### Description of the task
Make an exact copy of the listing below.

[Some records]
═══
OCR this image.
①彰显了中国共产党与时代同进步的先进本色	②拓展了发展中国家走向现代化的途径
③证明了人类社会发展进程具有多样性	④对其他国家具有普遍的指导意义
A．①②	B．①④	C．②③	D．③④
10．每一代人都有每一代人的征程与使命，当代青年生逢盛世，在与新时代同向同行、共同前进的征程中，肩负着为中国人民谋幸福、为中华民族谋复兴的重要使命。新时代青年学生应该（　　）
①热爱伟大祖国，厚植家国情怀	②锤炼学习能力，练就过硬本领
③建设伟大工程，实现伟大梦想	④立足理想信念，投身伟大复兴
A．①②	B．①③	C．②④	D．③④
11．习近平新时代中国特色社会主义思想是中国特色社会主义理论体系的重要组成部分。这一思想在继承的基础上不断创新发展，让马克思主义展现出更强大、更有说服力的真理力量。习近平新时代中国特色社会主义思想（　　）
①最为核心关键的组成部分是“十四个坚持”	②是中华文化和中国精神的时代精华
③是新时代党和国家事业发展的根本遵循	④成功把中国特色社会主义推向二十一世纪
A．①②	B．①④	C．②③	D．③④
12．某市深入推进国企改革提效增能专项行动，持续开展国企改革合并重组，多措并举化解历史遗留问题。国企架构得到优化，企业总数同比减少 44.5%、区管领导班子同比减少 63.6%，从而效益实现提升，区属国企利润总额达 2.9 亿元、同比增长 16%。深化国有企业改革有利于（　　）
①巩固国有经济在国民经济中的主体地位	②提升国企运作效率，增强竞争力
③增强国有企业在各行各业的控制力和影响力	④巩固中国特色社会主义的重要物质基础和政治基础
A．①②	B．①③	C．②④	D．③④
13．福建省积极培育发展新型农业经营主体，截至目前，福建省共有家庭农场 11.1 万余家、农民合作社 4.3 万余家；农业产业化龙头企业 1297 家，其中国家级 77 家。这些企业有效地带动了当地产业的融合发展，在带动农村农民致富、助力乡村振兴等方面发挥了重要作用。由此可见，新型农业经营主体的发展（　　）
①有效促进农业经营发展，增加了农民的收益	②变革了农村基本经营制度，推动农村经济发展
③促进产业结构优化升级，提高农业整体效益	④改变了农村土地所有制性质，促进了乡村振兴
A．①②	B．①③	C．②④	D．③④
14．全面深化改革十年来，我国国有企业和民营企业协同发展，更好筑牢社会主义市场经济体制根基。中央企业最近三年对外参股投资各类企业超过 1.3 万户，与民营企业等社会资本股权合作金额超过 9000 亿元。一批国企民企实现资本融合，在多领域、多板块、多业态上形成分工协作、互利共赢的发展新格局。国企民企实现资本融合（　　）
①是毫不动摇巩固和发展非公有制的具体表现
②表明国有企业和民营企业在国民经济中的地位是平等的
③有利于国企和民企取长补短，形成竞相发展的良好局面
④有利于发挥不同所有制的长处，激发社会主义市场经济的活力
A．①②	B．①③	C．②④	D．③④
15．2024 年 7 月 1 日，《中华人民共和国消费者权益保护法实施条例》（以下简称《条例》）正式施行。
═══
### Output
OCR this image.
①彰显了中国共产党与时代同进步的先进本色	②拓展了发展中国家走向现代化的途径
③证明了人类社会发展进程具有多样性	④对其他国家具有普遍的指导意义
A．①②	B．①④	C．②③	D．③④
10．每一代人都有每一代人的征程与使命，当代青年生逢盛世，在与新时代同向同行、共同前进的征程中，肩负着为中国人民谋幸福、为中华民族谋复兴的重要使命。新时代青年学生应该（　　）
①热爱伟大祖国，厚植家国情怀	②锤炼学习能力，练就过硬本领
③建设伟大工程，实现伟大梦想	④立足理想信念，投身伟大复兴
A．①②	B．①③	C．②④	D．③④
11．习近平新时代中国特色社会主义思想是中国特色社会主义理论体系的重要组成部分。这一思想在继承的基础上不断创新发展，让马克思主义展现出更强大、更有说服力的真理力量。习近平新时代中国特色社会主义思想（　　）
①最为核心关键的组成部分是“十四个坚持”	②是中华文化和中国精神的时代精华
③是新时代党和国家事业发展的根本遵循	④成功把中国特色社会主义推向二十一世纪
A．①②	B．①④	C．②③	D．③④
12．某市深入推进国企改革提效增能专项行动，持续开展国企改革合并重组，多措并举化解历史遗留问题。国企架构得到优化，企业总数同比减少 44.5%、区管领导班子同比减少 63.6%，从而效益实现提升，区属国企利润总额达 2.9 亿元、同比增长 16%。深化国有企业改革有利于（　　）
①巩固国有经济在国民经济中的主体地位	②提升国企运作效率，增强竞争力
③增强国有企业在各行各业的控制力和影响力	④巩固中国特色社会主义的重要物质基础和政治基础
A．①②	B．①③	C．②④	D．③④
13．福建省积极培育发展新型农业经营主体，截至目前，福建省共有家庭农场 11.1 万余家、农民合作社 4.3 万余家；农业产业化龙头企业 1297 家，其中国家级 77 家。这些企业有效地带动了当地产业的融合发展，在带动农村农民致富、助力乡村振兴等方面发挥了重要作用。由此可见，新型农业经营主体的发展（　　）
①有效促进农业经营发展，增加了农民的收益	②变革了农村基本经营制度，推动农村经济发展
③促进产业结构优化升级，提高农业整体效益	④改变了农村土地所有制性质，促进了乡村振兴
A．①②	B．①③	C．②④	D．③④
14．全面深化改革十年来，我国国有企业和民营企业协同发展，更好筑牢社会主义市场经济体制根基。中央企业最近三年对外参股投资各类企业超过 1.3 万户，与民营企业等社会资本股权合作金额超过 9000 亿元。一批国企民企实现资本融合，在多领域、多板块、多业态上形成分工协作、互利共赢的发展新格局。国企民企实现资本融合（　　）
①是毫不动摇巩固和发展非公有制的具体表现
②表明国有企业和民营企业在国民经济中的地位是平等的
③有利于国企和民企取长补短，形成竞相发展的良好局面
④有利于发挥不同所有制的长处，激发社会主义市场经济的活力
A．①②	B．①③	C．②④	D．③④
15．2024 年 7 月 1 日，《中华人民共和国消费者权益保护法实施条例》（以下简称《条例》）正式施行。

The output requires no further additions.